**所给文本:**
------------------------------

朱天衣对话凤凰网文化《年代访》文字实录
和其他物种相处会撞击出生命的火花
凤凰网文化:我看您在书中一直写自己的时候,都是把自己称作是这些动物的“妈妈”,您等于是把这些动物都当成是自己的孩子了?
朱天衣:其实我也不太喜欢这样子,可是你就是忍不住就会这样,妈妈来,妈妈怎么样。因为相对于它就是一个弱者,它是一个小生命,你就不晓得要用什么样的方式来,就直接觉得是一个母性吧,被诱发出来,然后去照顾它,好像再没有更好的一个称谓这样称呼自己了,就只好叫妈妈,其实我也不太喜欢这样子。
凤凰网文化:除了和这些“孩子们”玩耍过程中获得的快乐之外,您还从它们身上找到了一些什么东西?

------------------------------

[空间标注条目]

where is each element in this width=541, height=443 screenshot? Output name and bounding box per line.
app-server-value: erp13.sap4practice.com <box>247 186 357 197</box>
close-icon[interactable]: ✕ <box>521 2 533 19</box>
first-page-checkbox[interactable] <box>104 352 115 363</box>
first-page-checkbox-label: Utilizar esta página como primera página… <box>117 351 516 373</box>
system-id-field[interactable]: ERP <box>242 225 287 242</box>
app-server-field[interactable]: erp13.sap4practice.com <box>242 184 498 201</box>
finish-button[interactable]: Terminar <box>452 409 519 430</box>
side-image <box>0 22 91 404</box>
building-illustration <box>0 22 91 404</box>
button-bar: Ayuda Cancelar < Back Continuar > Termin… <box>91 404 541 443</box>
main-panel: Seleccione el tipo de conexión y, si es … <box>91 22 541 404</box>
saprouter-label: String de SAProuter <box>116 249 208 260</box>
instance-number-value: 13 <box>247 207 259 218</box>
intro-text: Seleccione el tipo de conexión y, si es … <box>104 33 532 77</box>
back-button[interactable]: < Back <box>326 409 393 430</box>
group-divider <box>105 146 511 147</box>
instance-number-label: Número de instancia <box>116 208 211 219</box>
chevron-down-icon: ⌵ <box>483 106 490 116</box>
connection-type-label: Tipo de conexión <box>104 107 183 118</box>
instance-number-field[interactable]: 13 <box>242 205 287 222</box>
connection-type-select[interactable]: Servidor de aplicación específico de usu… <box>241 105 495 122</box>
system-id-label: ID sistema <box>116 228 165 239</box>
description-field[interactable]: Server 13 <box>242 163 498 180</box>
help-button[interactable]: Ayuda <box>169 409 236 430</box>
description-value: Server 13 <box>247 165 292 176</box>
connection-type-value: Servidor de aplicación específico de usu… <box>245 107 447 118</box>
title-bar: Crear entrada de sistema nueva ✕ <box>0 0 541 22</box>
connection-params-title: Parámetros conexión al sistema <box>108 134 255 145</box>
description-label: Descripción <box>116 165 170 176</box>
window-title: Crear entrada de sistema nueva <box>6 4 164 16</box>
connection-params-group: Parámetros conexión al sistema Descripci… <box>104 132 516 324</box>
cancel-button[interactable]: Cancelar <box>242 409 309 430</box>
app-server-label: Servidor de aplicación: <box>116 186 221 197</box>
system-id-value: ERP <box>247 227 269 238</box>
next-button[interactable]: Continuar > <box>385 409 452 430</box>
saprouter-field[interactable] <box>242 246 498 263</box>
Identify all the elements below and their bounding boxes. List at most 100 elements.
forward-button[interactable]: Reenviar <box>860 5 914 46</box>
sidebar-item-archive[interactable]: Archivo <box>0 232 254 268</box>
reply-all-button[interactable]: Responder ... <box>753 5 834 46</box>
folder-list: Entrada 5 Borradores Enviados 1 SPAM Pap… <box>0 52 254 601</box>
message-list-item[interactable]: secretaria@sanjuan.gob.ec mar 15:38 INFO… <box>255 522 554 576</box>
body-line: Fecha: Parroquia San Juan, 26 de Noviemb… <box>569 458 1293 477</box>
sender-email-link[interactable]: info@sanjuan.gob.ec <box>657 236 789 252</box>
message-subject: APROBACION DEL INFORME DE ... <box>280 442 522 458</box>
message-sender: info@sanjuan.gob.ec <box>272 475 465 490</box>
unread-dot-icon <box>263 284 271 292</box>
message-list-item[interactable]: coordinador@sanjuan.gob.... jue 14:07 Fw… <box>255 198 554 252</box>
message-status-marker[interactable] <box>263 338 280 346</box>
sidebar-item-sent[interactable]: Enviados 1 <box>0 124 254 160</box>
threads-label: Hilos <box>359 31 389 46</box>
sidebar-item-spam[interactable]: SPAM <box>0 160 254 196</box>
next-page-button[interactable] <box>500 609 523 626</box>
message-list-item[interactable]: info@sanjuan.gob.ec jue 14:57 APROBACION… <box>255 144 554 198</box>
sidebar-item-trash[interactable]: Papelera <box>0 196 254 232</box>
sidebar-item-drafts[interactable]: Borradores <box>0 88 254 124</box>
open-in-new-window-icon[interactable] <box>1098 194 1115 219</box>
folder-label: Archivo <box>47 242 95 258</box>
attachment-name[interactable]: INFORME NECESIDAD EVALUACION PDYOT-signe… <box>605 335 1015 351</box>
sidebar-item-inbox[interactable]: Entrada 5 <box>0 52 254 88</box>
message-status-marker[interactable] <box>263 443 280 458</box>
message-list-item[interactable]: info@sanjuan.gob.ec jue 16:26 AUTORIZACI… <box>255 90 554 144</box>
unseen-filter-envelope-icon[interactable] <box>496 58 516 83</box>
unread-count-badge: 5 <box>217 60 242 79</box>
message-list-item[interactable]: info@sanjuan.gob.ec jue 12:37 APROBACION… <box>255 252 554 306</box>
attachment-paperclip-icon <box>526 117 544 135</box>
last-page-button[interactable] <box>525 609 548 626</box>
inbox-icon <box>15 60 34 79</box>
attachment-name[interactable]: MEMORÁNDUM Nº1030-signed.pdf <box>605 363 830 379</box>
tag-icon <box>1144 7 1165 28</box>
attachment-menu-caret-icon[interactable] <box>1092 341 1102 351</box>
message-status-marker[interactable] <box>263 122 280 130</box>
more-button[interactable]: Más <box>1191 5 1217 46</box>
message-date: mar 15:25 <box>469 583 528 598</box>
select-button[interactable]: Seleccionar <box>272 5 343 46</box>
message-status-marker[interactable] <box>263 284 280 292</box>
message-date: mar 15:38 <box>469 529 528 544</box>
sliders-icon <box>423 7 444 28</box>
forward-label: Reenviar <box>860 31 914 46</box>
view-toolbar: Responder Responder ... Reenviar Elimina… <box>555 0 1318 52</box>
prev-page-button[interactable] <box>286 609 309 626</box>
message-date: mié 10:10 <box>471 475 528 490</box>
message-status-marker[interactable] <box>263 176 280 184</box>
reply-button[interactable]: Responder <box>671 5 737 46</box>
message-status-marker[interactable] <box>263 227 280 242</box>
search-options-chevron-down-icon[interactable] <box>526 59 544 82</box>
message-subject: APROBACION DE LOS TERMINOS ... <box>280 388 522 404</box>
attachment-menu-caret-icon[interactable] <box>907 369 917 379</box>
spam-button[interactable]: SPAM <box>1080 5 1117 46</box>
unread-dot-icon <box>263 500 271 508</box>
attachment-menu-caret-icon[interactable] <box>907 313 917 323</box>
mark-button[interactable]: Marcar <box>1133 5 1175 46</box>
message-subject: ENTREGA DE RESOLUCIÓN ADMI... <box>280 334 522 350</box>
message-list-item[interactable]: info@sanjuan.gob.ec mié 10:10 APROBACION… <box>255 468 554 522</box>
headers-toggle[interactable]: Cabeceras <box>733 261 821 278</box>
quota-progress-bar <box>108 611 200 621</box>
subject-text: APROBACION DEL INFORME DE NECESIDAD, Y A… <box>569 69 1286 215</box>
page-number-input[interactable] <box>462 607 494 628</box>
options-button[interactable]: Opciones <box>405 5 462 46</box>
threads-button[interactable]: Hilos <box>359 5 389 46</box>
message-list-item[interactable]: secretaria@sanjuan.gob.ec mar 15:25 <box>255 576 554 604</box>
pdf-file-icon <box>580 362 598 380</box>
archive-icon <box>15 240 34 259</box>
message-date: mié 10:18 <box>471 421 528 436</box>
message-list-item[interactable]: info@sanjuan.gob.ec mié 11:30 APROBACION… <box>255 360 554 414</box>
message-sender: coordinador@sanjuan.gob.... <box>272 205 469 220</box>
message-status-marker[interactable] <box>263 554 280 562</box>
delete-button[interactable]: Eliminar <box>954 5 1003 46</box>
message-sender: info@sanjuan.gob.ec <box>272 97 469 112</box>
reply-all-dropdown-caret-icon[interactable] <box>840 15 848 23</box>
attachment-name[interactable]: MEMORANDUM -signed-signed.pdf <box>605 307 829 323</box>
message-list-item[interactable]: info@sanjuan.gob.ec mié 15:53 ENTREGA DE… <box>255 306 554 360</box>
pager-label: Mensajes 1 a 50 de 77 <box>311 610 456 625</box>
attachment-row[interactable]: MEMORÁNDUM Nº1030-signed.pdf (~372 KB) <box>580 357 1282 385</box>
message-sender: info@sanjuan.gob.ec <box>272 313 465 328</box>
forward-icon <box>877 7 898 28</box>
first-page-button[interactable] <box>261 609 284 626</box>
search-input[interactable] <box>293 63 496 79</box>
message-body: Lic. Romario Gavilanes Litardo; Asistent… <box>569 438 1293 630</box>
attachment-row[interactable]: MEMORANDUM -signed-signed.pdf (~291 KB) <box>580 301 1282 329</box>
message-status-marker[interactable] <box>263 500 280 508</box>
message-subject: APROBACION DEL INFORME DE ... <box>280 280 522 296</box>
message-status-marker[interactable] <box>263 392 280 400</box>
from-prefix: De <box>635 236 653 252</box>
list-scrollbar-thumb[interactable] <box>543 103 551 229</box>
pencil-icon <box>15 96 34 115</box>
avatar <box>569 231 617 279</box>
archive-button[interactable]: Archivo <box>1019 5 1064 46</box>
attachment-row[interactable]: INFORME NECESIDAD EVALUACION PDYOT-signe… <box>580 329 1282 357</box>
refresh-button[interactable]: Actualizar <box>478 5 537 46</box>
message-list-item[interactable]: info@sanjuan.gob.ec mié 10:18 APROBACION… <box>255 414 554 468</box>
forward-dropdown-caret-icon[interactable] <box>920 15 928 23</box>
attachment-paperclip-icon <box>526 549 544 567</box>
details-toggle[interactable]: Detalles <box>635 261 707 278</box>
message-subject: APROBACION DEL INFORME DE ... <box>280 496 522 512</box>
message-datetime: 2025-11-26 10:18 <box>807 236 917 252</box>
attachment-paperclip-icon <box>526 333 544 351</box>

------------------------------

**操作指示:**
请从访谈实录中原样抄录一段文字，从“朱天衣对话凤凰网文化《年代访》文字实录”开始，一直抄到“它们身上找到了一些什么东西?”为止。

**参考解答:**
朱天衣对话凤凰网文化《年代访》文字实录
和其他物种相处会撞击出生命的火花
凤凰网文化:我看您在书中一直写自己的时候,都是把自己称作是这些动物的“妈妈”,您等于是把这些动物都当成是自己的孩子了?
朱天衣:其实我也不太喜欢这样子,可是你就是忍不住就会这样,妈妈来,妈妈怎么样。因为相对于它就是一个弱者,它是一个小生命,你就不晓得要用什么样的方式来,就直接觉得是一个母性吧,被诱发出来,然后去照顾它,好像再没有更好的一个称谓这样称呼自己了,就只好叫妈妈,其实我也不太喜欢这样子。
凤凰网文化:除了和这些“孩子们”玩耍过程中获得的快乐之外,您还从它们身上找到了一些什么东西?